--- Exercise inputs ---

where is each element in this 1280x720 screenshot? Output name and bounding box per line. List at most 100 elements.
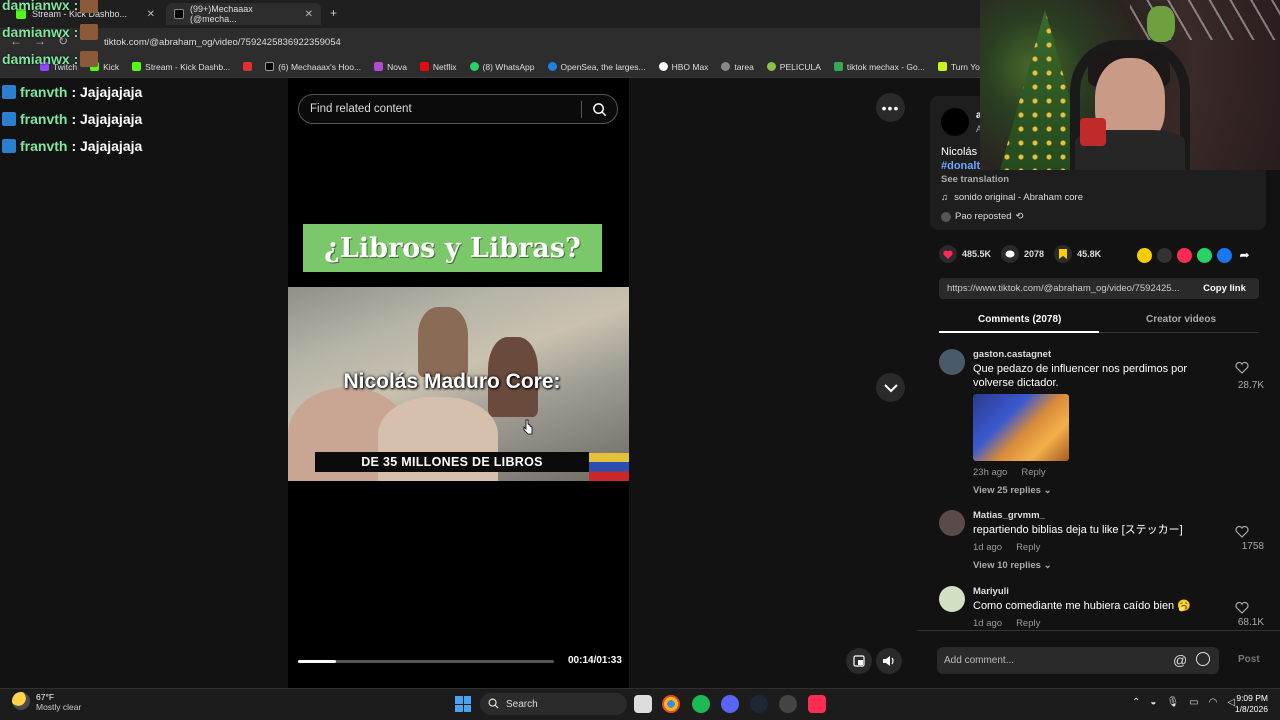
tiktok-live-icon[interactable] <box>808 695 826 713</box>
whatsapp-icon[interactable] <box>1197 248 1212 263</box>
reply-button[interactable]: Reply <box>1016 618 1040 629</box>
chat-user: franvth <box>20 110 68 127</box>
wifi-icon[interactable]: ◠ <box>1209 697 1218 708</box>
comment-like-count: 1758 <box>1241 541 1264 552</box>
chat-line: franvth: Jajajajaja <box>2 78 142 105</box>
search-input[interactable]: Find related content <box>298 94 618 124</box>
reply-button[interactable]: Reply <box>1016 542 1040 553</box>
pip-button[interactable] <box>846 648 872 674</box>
search-icon[interactable] <box>592 102 607 117</box>
heart-icon <box>939 245 957 263</box>
chat-row: damianwx : <box>2 51 99 67</box>
network-icon[interactable]: ◒ <box>1150 697 1156 708</box>
bookmark-item[interactable]: (8) WhatsApp <box>469 62 535 72</box>
bookmark-item[interactable]: PELICULA <box>766 62 821 72</box>
tab-tiktok[interactable]: (99+)Mechaaax (@mecha... ✕ <box>166 3 321 25</box>
obs-icon[interactable] <box>779 695 797 713</box>
bookmark-item[interactable]: tiktok mechax - Go... <box>833 61 925 72</box>
video-progress-bar[interactable] <box>298 660 554 663</box>
hbo-icon <box>658 62 668 71</box>
tab-comments[interactable]: Comments (2078) <box>978 314 1061 325</box>
bookmark-item[interactable]: Netflix <box>419 62 457 72</box>
weather-icon <box>12 692 30 710</box>
discord-icon[interactable] <box>721 695 739 713</box>
tab-creator-videos[interactable]: Creator videos <box>1146 314 1216 325</box>
chat-overlay-top: damianwx : damianwx : damianwx : <box>0 0 130 78</box>
netflix-icon <box>419 62 429 71</box>
screen: Stream - Kick Dashbo... ✕ (99+)Mechaaax … <box>0 0 1280 720</box>
heart-outline-icon[interactable] <box>1232 526 1252 538</box>
bookmark-item[interactable]: tarea <box>721 62 754 72</box>
steam-icon[interactable] <box>750 695 768 713</box>
comment-button[interactable]: 2078 <box>1001 245 1044 263</box>
emoji-icon[interactable] <box>1196 652 1210 666</box>
view-replies-label: View 10 replies <box>973 560 1041 571</box>
copy-link-button[interactable]: Copy link <box>1190 278 1259 299</box>
hand-cursor-icon <box>523 419 533 435</box>
mention-icon[interactable]: @ <box>1173 652 1187 668</box>
globe-icon <box>721 62 731 71</box>
avatar[interactable] <box>939 586 965 612</box>
video-subtitle: DE 35 MILLONES DE LIBROS <box>315 452 589 472</box>
volume-button[interactable] <box>876 648 902 674</box>
comment-text: Como comediante me hubiera caído bien 🥱 <box>973 600 1191 612</box>
view-replies-button[interactable]: View 10 replies ⌄ <box>973 560 1052 571</box>
reply-button[interactable]: Reply <box>1021 467 1045 478</box>
avatar[interactable] <box>939 510 965 536</box>
spotify-icon[interactable] <box>692 695 710 713</box>
url-field[interactable]: tiktok.com/@abraham_og/video/75924258369… <box>104 37 341 48</box>
next-video-button[interactable] <box>876 373 905 402</box>
weather-widget[interactable]: 67°F Mostly clear <box>12 692 81 712</box>
windows-start-icon[interactable] <box>455 696 471 712</box>
repost-share-icon[interactable] <box>1137 248 1152 263</box>
taskbar-clock[interactable]: 9:09 PM 1/8/2026 <box>1228 693 1268 715</box>
chrome-icon[interactable] <box>662 695 680 713</box>
send-icon[interactable] <box>1177 248 1192 263</box>
chat-line: franvth: Jajajajaja <box>2 105 142 132</box>
comment-item: gaston.castagnet Que pedazo de influence… <box>939 349 1264 499</box>
comment-count: 2078 <box>1024 249 1045 259</box>
close-icon[interactable]: ✕ <box>305 9 313 20</box>
bookmark-label: tiktok mechax - Go... <box>846 61 925 72</box>
view-replies-button[interactable]: View 25 replies ⌄ <box>973 485 1052 496</box>
close-icon[interactable]: ✕ <box>147 9 155 20</box>
like-button[interactable]: 485.5K <box>939 245 991 263</box>
clock-time: 9:09 PM <box>1236 693 1268 703</box>
repost-info: Pao reposted ⟲ <box>941 211 1023 222</box>
display-icon[interactable]: ▭ <box>1189 697 1198 708</box>
comment-username[interactable]: gaston.castagnet <box>973 349 1051 360</box>
bookmark-item[interactable]: (6) Mechaaax's Hoo... <box>265 62 361 72</box>
taskbar-search[interactable]: Search <box>480 693 627 715</box>
avatar[interactable] <box>941 108 969 136</box>
new-tab-icon[interactable]: + <box>330 6 337 20</box>
bookmark-item[interactable] <box>243 62 253 71</box>
file-explorer-icon[interactable] <box>634 695 652 713</box>
bookmark-item[interactable]: Stream - Kick Dashb... <box>132 62 230 72</box>
share-arrow-icon[interactable]: ➦ <box>1237 248 1252 263</box>
facebook-icon[interactable] <box>1217 248 1232 263</box>
comment-username[interactable]: Matias_grvmm_ <box>973 510 1045 521</box>
post-comment-button[interactable]: Post <box>1238 654 1260 665</box>
save-button[interactable]: 45.8K <box>1054 245 1101 263</box>
opensea-icon <box>547 62 557 71</box>
emote-icon <box>80 0 99 13</box>
comment-icon <box>1001 245 1020 263</box>
comment-username[interactable]: Mariyuli <box>973 586 1009 597</box>
avatar[interactable] <box>939 349 965 375</box>
bookmark-item[interactable]: HBO Max <box>658 62 708 72</box>
heart-outline-icon[interactable] <box>1232 362 1252 374</box>
comment-sticker-image[interactable] <box>973 394 1069 461</box>
see-translation-link[interactable]: See translation <box>941 174 1009 185</box>
badge-icon <box>2 84 16 99</box>
mic-icon[interactable]: 🎙︎ <box>1166 697 1179 708</box>
more-options-button[interactable]: ••• <box>876 93 905 122</box>
embed-icon[interactable] <box>1157 248 1172 263</box>
temperature: 67°F <box>36 692 55 702</box>
heart-outline-icon[interactable] <box>1232 602 1252 614</box>
chat-user: damianwx : <box>2 24 79 40</box>
chevron-up-icon[interactable]: ⌃ <box>1132 697 1140 708</box>
comment-text: repartiendo biblias deja tu like [ステッカー] <box>973 524 1183 536</box>
sound-link[interactable]: ♫ sonido original - Abraham core <box>941 192 1083 203</box>
bookmark-item[interactable]: OpenSea, the larges... <box>547 62 646 72</box>
bookmark-item[interactable]: Nova <box>374 62 407 72</box>
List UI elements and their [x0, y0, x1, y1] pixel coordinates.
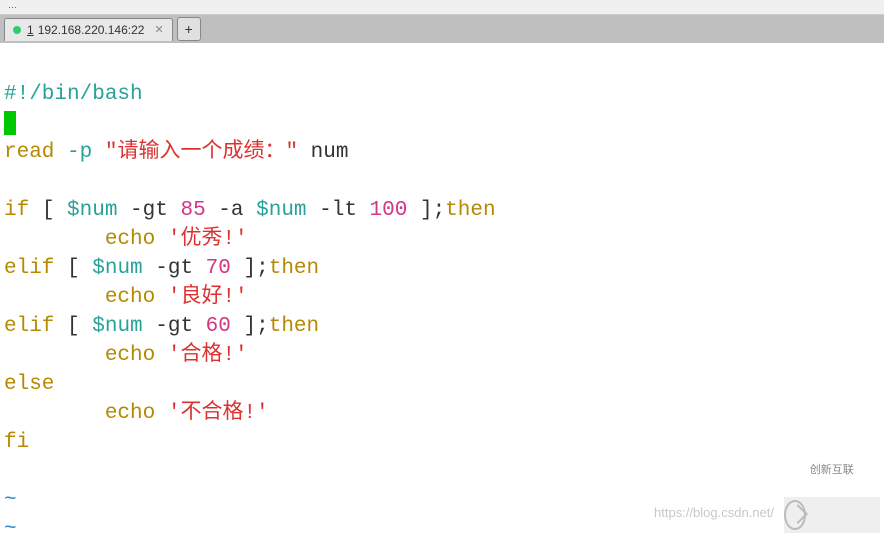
terminal-editor[interactable]: #!/bin/bash read -p "请输入一个成绩：" num if [ … [0, 43, 884, 537]
code-then: then [269, 315, 319, 338]
code-prompt-string: "请输入一个成绩：" [105, 141, 298, 164]
code-var: $num [256, 199, 306, 222]
close-icon[interactable]: ✕ [154, 23, 163, 36]
code-str: '不合格!' [168, 402, 269, 425]
code-bracket: [ [67, 315, 92, 338]
tab-index: 1 [27, 23, 34, 37]
watermark-brand-cn: 创新互联 [810, 457, 880, 486]
code-str: '优秀!' [168, 228, 248, 251]
code-then: then [269, 257, 319, 280]
tab-bar: 1 192.168.220.146:22 ✕ + [0, 15, 884, 43]
watermark-url: https://blog.csdn.net/ [654, 498, 774, 527]
code-str: '良好!' [168, 286, 248, 309]
status-dot-icon [13, 26, 21, 34]
code-bracket: ] [231, 257, 256, 280]
code-and: -a [206, 199, 256, 222]
cursor-block-icon [4, 111, 16, 135]
code-bracket: [ [67, 257, 92, 280]
logo-mark-icon [784, 500, 806, 530]
plus-icon: + [185, 21, 193, 37]
code-semi: ; [256, 315, 269, 338]
code-num: 60 [206, 315, 231, 338]
code-semi: ; [433, 199, 446, 222]
code-elif: elif [4, 315, 67, 338]
new-tab-button[interactable]: + [177, 17, 201, 41]
code-then: then [445, 199, 495, 222]
code-bracket: ] [231, 315, 256, 338]
code-else: else [4, 373, 54, 396]
watermark-logo: 创新互联 CHUANG XIN HU LIAN [784, 497, 880, 533]
code-indent [4, 402, 105, 425]
code-indent [4, 286, 105, 309]
code-if: if [4, 199, 42, 222]
code-echo: echo [105, 228, 168, 251]
code-bracket: [ [42, 199, 67, 222]
code-flag: -p [67, 141, 92, 164]
code-num: 85 [180, 199, 205, 222]
code-op: -gt [143, 257, 206, 280]
code-indent [4, 228, 105, 251]
code-num: 100 [370, 199, 408, 222]
code-str: '合格!' [168, 344, 248, 367]
code-echo: echo [105, 402, 168, 425]
code-var: $num [92, 315, 142, 338]
code-semi: ; [256, 257, 269, 280]
code-var-name: num [298, 141, 348, 164]
code-read: read [4, 141, 54, 164]
code-echo: echo [105, 286, 168, 309]
code-fi: fi [4, 431, 29, 454]
code-num: 70 [206, 257, 231, 280]
code-op: -gt [143, 315, 206, 338]
code-shebang: #!/bin/bash [4, 83, 143, 106]
code-op: -gt [117, 199, 180, 222]
vim-tilde: ~ [4, 489, 17, 512]
vim-tilde: ~ [4, 518, 17, 538]
code-elif: elif [4, 257, 67, 280]
tab-host-label: 192.168.220.146:22 [38, 23, 145, 37]
window-title: … [8, 0, 17, 10]
code-op: -lt [307, 199, 370, 222]
code-bracket: ] [407, 199, 432, 222]
code-var: $num [92, 257, 142, 280]
code-echo: echo [105, 344, 168, 367]
code-indent [4, 344, 105, 367]
code-var: $num [67, 199, 117, 222]
window-titlebar: … [0, 0, 884, 15]
tab-active-ssh[interactable]: 1 192.168.220.146:22 ✕ [4, 18, 173, 41]
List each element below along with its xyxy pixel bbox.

---

Copy the lines of the listing above, from the line containing "tiktok-live-icon[interactable] <box>808 695" through the line containing "chat-line: franvth: Jajajajaja <box>2 78", both included, without changing them.

* Solved exercise:
tiktok-live-icon[interactable] <box>808 695 826 713</box>
whatsapp-icon[interactable] <box>1197 248 1212 263</box>
reply-button[interactable]: Reply <box>1016 618 1040 629</box>
chat-user: franvth <box>20 110 68 127</box>
wifi-icon[interactable]: ◠ <box>1209 697 1218 708</box>
comment-like-count: 1758 <box>1241 541 1264 552</box>
chat-line: franvth: Jajajajaja <box>2 78 142 105</box>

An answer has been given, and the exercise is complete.